**What the task requires**
Take the entries below and reproduce them word for word.

**Exercise input**
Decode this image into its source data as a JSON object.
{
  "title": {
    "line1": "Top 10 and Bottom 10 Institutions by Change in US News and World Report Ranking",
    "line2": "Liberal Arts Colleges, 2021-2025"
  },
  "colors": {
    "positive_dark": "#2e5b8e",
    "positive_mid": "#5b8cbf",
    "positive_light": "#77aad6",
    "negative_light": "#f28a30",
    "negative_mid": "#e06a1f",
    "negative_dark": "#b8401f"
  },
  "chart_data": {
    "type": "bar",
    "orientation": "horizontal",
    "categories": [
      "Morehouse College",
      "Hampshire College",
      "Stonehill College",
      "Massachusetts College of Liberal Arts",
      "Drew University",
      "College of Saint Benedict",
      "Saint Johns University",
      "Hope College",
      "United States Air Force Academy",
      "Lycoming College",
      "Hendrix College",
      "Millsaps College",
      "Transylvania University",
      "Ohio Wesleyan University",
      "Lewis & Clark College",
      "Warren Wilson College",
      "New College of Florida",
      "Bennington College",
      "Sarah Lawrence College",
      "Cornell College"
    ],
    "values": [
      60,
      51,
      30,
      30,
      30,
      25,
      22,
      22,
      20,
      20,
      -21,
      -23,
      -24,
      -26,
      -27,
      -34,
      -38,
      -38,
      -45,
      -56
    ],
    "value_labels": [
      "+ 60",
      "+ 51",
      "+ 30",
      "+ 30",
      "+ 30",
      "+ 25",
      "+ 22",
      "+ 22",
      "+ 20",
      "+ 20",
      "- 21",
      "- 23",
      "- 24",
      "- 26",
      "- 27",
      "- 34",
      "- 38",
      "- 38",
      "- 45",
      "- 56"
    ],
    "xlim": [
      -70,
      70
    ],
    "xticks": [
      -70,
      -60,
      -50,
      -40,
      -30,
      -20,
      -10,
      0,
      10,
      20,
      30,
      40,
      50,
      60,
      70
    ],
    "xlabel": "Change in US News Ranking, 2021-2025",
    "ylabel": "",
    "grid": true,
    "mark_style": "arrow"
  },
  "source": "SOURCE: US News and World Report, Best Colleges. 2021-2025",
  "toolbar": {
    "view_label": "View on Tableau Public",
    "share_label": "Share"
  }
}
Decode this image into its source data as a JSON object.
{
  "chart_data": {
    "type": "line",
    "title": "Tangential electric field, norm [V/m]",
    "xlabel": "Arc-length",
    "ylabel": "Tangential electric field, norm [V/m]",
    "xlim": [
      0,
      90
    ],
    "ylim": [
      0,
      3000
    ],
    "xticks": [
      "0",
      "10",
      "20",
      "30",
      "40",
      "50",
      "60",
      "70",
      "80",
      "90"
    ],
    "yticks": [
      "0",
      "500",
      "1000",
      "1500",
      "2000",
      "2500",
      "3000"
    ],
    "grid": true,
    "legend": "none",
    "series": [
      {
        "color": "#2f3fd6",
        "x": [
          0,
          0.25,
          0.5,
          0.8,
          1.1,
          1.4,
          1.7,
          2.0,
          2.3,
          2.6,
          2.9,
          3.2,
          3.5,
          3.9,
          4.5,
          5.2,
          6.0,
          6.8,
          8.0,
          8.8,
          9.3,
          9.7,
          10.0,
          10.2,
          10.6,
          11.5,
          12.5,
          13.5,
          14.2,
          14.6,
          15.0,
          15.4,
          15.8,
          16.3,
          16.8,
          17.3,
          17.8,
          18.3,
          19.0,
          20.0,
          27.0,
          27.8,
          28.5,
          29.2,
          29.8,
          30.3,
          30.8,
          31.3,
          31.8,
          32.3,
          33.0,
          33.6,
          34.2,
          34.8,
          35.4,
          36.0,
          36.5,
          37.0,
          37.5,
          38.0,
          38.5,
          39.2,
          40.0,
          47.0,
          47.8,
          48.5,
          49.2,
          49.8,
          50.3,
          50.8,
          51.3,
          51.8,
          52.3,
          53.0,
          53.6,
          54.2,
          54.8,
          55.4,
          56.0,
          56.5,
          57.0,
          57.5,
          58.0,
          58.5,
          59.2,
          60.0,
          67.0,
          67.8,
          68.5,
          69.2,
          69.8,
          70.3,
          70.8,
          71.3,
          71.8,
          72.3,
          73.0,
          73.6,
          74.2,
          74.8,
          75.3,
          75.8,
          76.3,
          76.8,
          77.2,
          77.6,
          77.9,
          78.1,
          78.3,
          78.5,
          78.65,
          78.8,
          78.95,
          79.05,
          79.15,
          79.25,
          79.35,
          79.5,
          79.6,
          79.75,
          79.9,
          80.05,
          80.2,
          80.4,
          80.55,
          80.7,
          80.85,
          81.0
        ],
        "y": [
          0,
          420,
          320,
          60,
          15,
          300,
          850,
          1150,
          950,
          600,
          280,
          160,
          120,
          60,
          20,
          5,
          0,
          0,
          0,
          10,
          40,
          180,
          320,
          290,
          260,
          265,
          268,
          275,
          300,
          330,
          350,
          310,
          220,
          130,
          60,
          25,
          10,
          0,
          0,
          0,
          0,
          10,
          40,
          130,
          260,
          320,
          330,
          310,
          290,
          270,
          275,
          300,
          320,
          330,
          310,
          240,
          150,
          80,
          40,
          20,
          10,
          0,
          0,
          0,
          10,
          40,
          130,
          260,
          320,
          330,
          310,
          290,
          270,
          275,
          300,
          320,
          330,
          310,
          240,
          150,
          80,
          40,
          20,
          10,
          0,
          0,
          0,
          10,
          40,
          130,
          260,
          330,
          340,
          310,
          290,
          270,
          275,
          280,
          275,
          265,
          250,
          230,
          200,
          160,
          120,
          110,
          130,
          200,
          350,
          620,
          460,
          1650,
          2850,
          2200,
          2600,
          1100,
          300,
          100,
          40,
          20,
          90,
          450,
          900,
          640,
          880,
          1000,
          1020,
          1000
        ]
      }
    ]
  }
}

**Response**
Decode this image into its source data as a JSON object.
{
  "title": {
    "line1": "Top 10 and Bottom 10 Institutions by Change in US News and World Report Ranking",
    "line2": "Liberal Arts Colleges, 2021-2025"
  },
  "colors": {
    "positive_dark": "#2e5b8e",
    "positive_mid": "#5b8cbf",
    "positive_light": "#77aad6",
    "negative_light": "#f28a30",
    "negative_mid": "#e06a1f",
    "negative_dark": "#b8401f"
  },
  "chart_data": {
    "type": "bar",
    "orientation": "horizontal",
    "categories": [
      "Morehouse College",
      "Hampshire College",
      "Stonehill College",
      "Massachusetts College of Liberal Arts",
      "Drew University",
      "College of Saint Benedict",
      "Saint Johns University",
      "Hope College",
      "United States Air Force Academy",
      "Lycoming College",
      "Hendrix College",
      "Millsaps College",
      "Transylvania University",
      "Ohio Wesleyan University",
      "Lewis & Clark College",
      "Warren Wilson College",
      "New College of Florida",
      "Bennington College",
      "Sarah Lawrence College",
      "Cornell College"
    ],
    "values": [
      60,
      51,
      30,
      30,
      30,
      25,
      22,
      22,
      20,
      20,
      -21,
      -23,
      -24,
      -26,
      -27,
      -34,
      -38,
      -38,
      -45,
      -56
    ],
    "value_labels": [
      "+ 60",
      "+ 51",
      "+ 30",
      "+ 30",
      "+ 30",
      "+ 25",
      "+ 22",
      "+ 22",
      "+ 20",
      "+ 20",
      "- 21",
      "- 23",
      "- 24",
      "- 26",
      "- 27",
      "- 34",
      "- 38",
      "- 38",
      "- 45",
      "- 56"
    ],
    "xlim": [
      -70,
      70
    ],
    "xticks": [
      -70,
      -60,
      -50,
      -40,
      -30,
      -20,
      -10,
      0,
      10,
      20,
      30,
      40,
      50,
      60,
      70
    ],
    "xlabel": "Change in US News Ranking, 2021-2025",
    "ylabel": "",
    "grid": true,
    "mark_style": "arrow"
  },
  "source": "SOURCE: US News and World Report, Best Colleges. 2021-2025",
  "toolbar": {
    "view_label": "View on Tableau Public",
    "share_label": "Share"
  }
}
Decode this image into its source data as a JSON object.
{
  "chart_data": {
    "type": "line",
    "title": "Tangential electric field, norm [V/m]",
    "xlabel": "Arc-length",
    "ylabel": "Tangential electric field, norm [V/m]",
    "xlim": [
      0,
      90
    ],
    "ylim": [
      0,
      3000
    ],
    "xticks": [
      "0",
      "10",
      "20",
      "30",
      "40",
      "50",
      "60",
      "70",
      "80",
      "90"
    ],
    "yticks": [
      "0",
      "500",
      "1000",
      "1500",
      "2000",
      "2500",
      "3000"
    ],
    "grid": true,
    "legend": "none",
    "series": [
      {
        "color": "#2f3fd6",
        "x": [
          0,
          0.25,
          0.5,
          0.8,
          1.1,
          1.4,
          1.7,
          2.0,
          2.3,
          2.6,
          2.9,
          3.2,
          3.5,
          3.9,
          4.5,
          5.2,
          6.0,
          6.8,
          8.0,
          8.8,
          9.3,
          9.7,
          10.0,
          10.2,
          10.6,
          11.5,
          12.5,
          13.5,
          14.2,
          14.6,
          15.0,
          15.4,
          15.8,
          16.3,
          16.8,
          17.3,
          17.8,
          18.3,
          19.0,
          20.0,
          27.0,
          27.8,
          28.5,
          29.2,
          29.8,
          30.3,
          30.8,
          31.3,
          31.8,
          32.3,
          33.0,
          33.6,
          34.2,
          34.8,
          35.4,
          36.0,
          36.5,
          37.0,
          37.5,
          38.0,
          38.5,
          39.2,
          40.0,
          47.0,
          47.8,
          48.5,
          49.2,
          49.8,
          50.3,
          50.8,
          51.3,
          51.8,
          52.3,
          53.0,
          53.6,
          54.2,
          54.8,
          55.4,
          56.0,
          56.5,
          57.0,
          57.5,
          58.0,
          58.5,
          59.2,
          60.0,
          67.0,
          67.8,
          68.5,
          69.2,
          69.8,
          70.3,
          70.8,
          71.3,
          71.8,
          72.3,
          73.0,
          73.6,
          74.2,
          74.8,
          75.3,
          75.8,
          76.3,
          76.8,
          77.2,
          77.6,
          77.9,
          78.1,
          78.3,
          78.5,
          78.65,
          78.8,
          78.95,
          79.05,
          79.15,
          79.25,
          79.35,
          79.5,
          79.6,
          79.75,
          79.9,
          80.05,
          80.2,
          80.4,
          80.55,
          80.7,
          80.85,
          81.0
        ],
        "y": [
          0,
          420,
          320,
          60,
          15,
          300,
          850,
          1150,
          950,
          600,
          280,
          160,
          120,
          60,
          20,
          5,
          0,
          0,
          0,
          10,
          40,
          180,
          320,
          290,
          260,
          265,
          268,
          275,
          300,
          330,
          350,
          310,
          220,
          130,
          60,
          25,
          10,
          0,
          0,
          0,
          0,
          10,
          40,
          130,
          260,
          320,
          330,
          310,
          290,
          270,
          275,
          300,
          320,
          330,
          310,
          240,
          150,
          80,
          40,
          20,
          10,
          0,
          0,
          0,
          10,
          40,
          130,
          260,
          320,
          330,
          310,
          290,
          270,
          275,
          300,
          320,
          330,
          310,
          240,
          150,
          80,
          40,
          20,
          10,
          0,
          0,
          0,
          10,
          40,
          130,
          260,
          330,
          340,
          310,
          290,
          270,
          275,
          280,
          275,
          265,
          250,
          230,
          200,
          160,
          120,
          110,
          130,
          200,
          350,
          620,
          460,
          1650,
          2850,
          2200,
          2600,
          1100,
          300,
          100,
          40,
          20,
          90,
          450,
          900,
          640,
          880,
          1000,
          1020,
          1000
        ]
      }
    ]
  }
}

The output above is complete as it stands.